- **REQUIRED WORK**
Reproduce each of the following rows verbatim, preserving every character, space and line break.
--- begin WORKING DATA ---
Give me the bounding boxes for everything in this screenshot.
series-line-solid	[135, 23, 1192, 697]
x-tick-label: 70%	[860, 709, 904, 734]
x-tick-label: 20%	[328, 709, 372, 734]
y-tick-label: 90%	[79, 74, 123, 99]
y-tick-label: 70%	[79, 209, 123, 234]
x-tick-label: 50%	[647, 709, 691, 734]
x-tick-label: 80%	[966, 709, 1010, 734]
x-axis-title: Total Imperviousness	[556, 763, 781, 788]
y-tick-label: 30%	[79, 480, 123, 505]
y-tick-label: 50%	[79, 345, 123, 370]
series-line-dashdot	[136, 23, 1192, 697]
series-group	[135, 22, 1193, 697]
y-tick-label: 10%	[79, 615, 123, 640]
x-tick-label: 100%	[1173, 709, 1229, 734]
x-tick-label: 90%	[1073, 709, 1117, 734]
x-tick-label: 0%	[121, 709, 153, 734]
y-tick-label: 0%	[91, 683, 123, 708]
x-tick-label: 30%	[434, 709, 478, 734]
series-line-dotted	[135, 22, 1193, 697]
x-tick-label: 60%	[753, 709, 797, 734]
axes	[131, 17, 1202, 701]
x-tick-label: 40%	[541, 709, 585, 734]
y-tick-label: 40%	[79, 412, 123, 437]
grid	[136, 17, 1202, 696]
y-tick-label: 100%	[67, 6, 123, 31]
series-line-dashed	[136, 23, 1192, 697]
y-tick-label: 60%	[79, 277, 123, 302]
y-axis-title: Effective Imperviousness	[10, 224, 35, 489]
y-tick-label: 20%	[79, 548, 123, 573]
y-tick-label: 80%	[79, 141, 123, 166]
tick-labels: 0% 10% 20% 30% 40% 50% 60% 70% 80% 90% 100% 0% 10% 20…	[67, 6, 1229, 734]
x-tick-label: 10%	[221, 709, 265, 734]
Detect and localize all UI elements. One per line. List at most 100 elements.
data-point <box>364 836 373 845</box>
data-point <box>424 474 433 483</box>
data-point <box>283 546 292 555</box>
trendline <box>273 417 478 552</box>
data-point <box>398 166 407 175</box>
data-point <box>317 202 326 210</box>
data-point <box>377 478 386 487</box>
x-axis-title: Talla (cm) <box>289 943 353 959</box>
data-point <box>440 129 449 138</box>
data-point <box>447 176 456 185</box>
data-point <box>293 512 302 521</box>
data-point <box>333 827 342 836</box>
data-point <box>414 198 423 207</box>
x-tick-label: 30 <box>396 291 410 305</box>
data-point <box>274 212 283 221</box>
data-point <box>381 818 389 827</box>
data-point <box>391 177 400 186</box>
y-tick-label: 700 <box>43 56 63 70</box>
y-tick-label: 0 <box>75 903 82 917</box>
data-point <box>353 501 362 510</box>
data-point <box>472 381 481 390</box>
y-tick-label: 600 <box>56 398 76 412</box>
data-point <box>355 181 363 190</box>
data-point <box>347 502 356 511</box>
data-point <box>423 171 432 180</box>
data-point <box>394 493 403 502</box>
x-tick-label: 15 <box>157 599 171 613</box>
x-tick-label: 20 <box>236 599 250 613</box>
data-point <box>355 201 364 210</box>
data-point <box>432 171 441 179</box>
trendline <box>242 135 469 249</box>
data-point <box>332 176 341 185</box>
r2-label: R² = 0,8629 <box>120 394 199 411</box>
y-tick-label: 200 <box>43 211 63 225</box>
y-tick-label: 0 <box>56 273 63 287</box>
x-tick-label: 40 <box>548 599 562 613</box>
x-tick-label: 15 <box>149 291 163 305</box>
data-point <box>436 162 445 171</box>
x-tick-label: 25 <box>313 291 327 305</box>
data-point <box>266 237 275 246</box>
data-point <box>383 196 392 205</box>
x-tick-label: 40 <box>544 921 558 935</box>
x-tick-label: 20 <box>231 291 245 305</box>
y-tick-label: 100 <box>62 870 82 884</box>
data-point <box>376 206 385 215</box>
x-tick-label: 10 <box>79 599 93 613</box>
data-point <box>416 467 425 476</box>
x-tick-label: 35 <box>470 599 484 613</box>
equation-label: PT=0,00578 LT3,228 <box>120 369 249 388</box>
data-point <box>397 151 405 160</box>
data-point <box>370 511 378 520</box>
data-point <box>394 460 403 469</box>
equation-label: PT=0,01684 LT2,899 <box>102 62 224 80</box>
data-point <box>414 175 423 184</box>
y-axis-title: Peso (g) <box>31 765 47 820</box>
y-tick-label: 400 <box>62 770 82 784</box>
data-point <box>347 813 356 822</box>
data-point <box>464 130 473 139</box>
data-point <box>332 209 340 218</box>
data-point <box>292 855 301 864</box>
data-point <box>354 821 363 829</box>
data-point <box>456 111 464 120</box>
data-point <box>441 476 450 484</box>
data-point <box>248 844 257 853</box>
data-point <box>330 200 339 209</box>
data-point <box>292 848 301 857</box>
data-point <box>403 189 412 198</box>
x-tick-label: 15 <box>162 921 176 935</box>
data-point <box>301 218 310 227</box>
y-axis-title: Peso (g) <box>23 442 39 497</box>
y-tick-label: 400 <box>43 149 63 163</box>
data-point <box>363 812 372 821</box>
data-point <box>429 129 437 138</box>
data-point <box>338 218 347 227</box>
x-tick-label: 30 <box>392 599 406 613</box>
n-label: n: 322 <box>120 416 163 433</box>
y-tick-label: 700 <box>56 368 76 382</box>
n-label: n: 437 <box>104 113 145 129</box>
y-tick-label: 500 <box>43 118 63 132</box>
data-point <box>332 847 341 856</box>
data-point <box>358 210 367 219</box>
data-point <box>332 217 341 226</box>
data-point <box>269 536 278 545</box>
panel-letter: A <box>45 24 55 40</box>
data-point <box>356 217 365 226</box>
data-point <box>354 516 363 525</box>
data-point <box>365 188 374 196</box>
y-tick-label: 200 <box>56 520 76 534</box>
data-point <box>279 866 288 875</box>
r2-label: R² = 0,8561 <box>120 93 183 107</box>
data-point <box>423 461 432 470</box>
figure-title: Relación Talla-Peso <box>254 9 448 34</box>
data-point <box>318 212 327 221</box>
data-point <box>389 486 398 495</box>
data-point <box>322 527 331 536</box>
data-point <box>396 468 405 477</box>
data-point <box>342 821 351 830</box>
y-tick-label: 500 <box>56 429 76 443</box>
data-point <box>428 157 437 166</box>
--- end WORKING DATA ---
- **OUTPUT**
Give me the bounding boxes for everything in this screenshot.
series-line-solid	[135, 23, 1192, 697]
x-tick-label: 70%	[860, 709, 904, 734]
x-tick-label: 20%	[328, 709, 372, 734]
y-tick-label: 90%	[79, 74, 123, 99]
y-tick-label: 70%	[79, 209, 123, 234]
x-tick-label: 50%	[647, 709, 691, 734]
x-tick-label: 80%	[966, 709, 1010, 734]
x-axis-title: Total Imperviousness	[556, 763, 781, 788]
y-tick-label: 30%	[79, 480, 123, 505]
y-tick-label: 50%	[79, 345, 123, 370]
series-line-dashdot	[136, 23, 1192, 697]
series-group	[135, 22, 1193, 697]
y-tick-label: 10%	[79, 615, 123, 640]
x-tick-label: 100%	[1173, 709, 1229, 734]
x-tick-label: 90%	[1073, 709, 1117, 734]
x-tick-label: 0%	[121, 709, 153, 734]
y-tick-label: 0%	[91, 683, 123, 708]
x-tick-label: 30%	[434, 709, 478, 734]
series-line-dotted	[135, 22, 1193, 697]
x-tick-label: 60%	[753, 709, 797, 734]
axes	[131, 17, 1202, 701]
x-tick-label: 40%	[541, 709, 585, 734]
y-tick-label: 40%	[79, 412, 123, 437]
grid	[136, 17, 1202, 696]
y-tick-label: 100%	[67, 6, 123, 31]
series-line-dashed	[136, 23, 1192, 697]
y-tick-label: 60%	[79, 277, 123, 302]
y-axis-title: Effective Imperviousness	[10, 224, 35, 489]
y-tick-label: 20%	[79, 548, 123, 573]
y-tick-label: 80%	[79, 141, 123, 166]
tick-labels: 0% 10% 20% 30% 40% 50% 60% 70% 80% 90% 100% 0% 10% 20…	[67, 6, 1229, 734]
x-tick-label: 10%	[221, 709, 265, 734]
Detect and localize all UI elements. One per line. List at most 100 elements.
data-point <box>364 836 373 845</box>
data-point <box>424 474 433 483</box>
data-point <box>283 546 292 555</box>
trendline <box>273 417 478 552</box>
data-point <box>398 166 407 175</box>
data-point <box>317 202 326 210</box>
data-point <box>377 478 386 487</box>
x-axis-title: Talla (cm) <box>289 943 353 959</box>
data-point <box>440 129 449 138</box>
data-point <box>447 176 456 185</box>
data-point <box>293 512 302 521</box>
data-point <box>333 827 342 836</box>
data-point <box>414 198 423 207</box>
x-tick-label: 30 <box>396 291 410 305</box>
data-point <box>274 212 283 221</box>
data-point <box>381 818 389 827</box>
data-point <box>391 177 400 186</box>
y-tick-label: 700 <box>43 56 63 70</box>
y-tick-label: 0 <box>75 903 82 917</box>
data-point <box>353 501 362 510</box>
data-point <box>472 381 481 390</box>
y-tick-label: 600 <box>56 398 76 412</box>
data-point <box>355 181 363 190</box>
data-point <box>347 502 356 511</box>
data-point <box>423 171 432 180</box>
data-point <box>394 493 403 502</box>
x-tick-label: 15 <box>157 599 171 613</box>
x-tick-label: 20 <box>236 599 250 613</box>
data-point <box>355 201 364 210</box>
data-point <box>432 171 441 179</box>
trendline <box>242 135 469 249</box>
data-point <box>332 176 341 185</box>
r2-label: R² = 0,8629 <box>120 394 199 411</box>
y-tick-label: 200 <box>43 211 63 225</box>
y-tick-label: 0 <box>56 273 63 287</box>
x-tick-label: 40 <box>548 599 562 613</box>
x-tick-label: 15 <box>149 291 163 305</box>
data-point <box>436 162 445 171</box>
x-tick-label: 25 <box>313 291 327 305</box>
data-point <box>266 237 275 246</box>
data-point <box>383 196 392 205</box>
x-tick-label: 40 <box>544 921 558 935</box>
x-tick-label: 20 <box>231 291 245 305</box>
y-tick-label: 100 <box>62 870 82 884</box>
data-point <box>376 206 385 215</box>
x-tick-label: 10 <box>79 599 93 613</box>
data-point <box>416 467 425 476</box>
x-tick-label: 35 <box>470 599 484 613</box>
equation-label: PT=0,00578 LT3,228 <box>120 369 249 388</box>
data-point <box>397 151 405 160</box>
data-point <box>370 511 378 520</box>
data-point <box>394 460 403 469</box>
equation-label: PT=0,01684 LT2,899 <box>102 62 224 80</box>
data-point <box>414 175 423 184</box>
y-axis-title: Peso (g) <box>31 765 47 820</box>
y-tick-label: 400 <box>62 770 82 784</box>
data-point <box>347 813 356 822</box>
data-point <box>464 130 473 139</box>
data-point <box>332 209 340 218</box>
data-point <box>292 855 301 864</box>
data-point <box>354 821 363 829</box>
data-point <box>456 111 464 120</box>
data-point <box>441 476 450 484</box>
data-point <box>248 844 257 853</box>
data-point <box>330 200 339 209</box>
data-point <box>292 848 301 857</box>
data-point <box>403 189 412 198</box>
x-tick-label: 15 <box>162 921 176 935</box>
data-point <box>301 218 310 227</box>
y-axis-title: Peso (g) <box>23 442 39 497</box>
y-tick-label: 400 <box>43 149 63 163</box>
data-point <box>363 812 372 821</box>
data-point <box>429 129 437 138</box>
data-point <box>338 218 347 227</box>
x-tick-label: 30 <box>392 599 406 613</box>
n-label: n: 322 <box>120 416 163 433</box>
y-tick-label: 700 <box>56 368 76 382</box>
n-label: n: 437 <box>104 113 145 129</box>
y-tick-label: 500 <box>43 118 63 132</box>
data-point <box>332 847 341 856</box>
data-point <box>358 210 367 219</box>
data-point <box>332 217 341 226</box>
data-point <box>269 536 278 545</box>
panel-letter: A <box>45 24 55 40</box>
data-point <box>356 217 365 226</box>
data-point <box>354 516 363 525</box>
data-point <box>365 188 374 196</box>
y-tick-label: 200 <box>56 520 76 534</box>
data-point <box>279 866 288 875</box>
r2-label: R² = 0,8561 <box>120 93 183 107</box>
data-point <box>423 461 432 470</box>
figure-title: Relación Talla-Peso <box>254 9 448 34</box>
data-point <box>318 212 327 221</box>
data-point <box>389 486 398 495</box>
data-point <box>322 527 331 536</box>
data-point <box>396 468 405 477</box>
data-point <box>342 821 351 830</box>
y-tick-label: 500 <box>56 429 76 443</box>
data-point <box>428 157 437 166</box>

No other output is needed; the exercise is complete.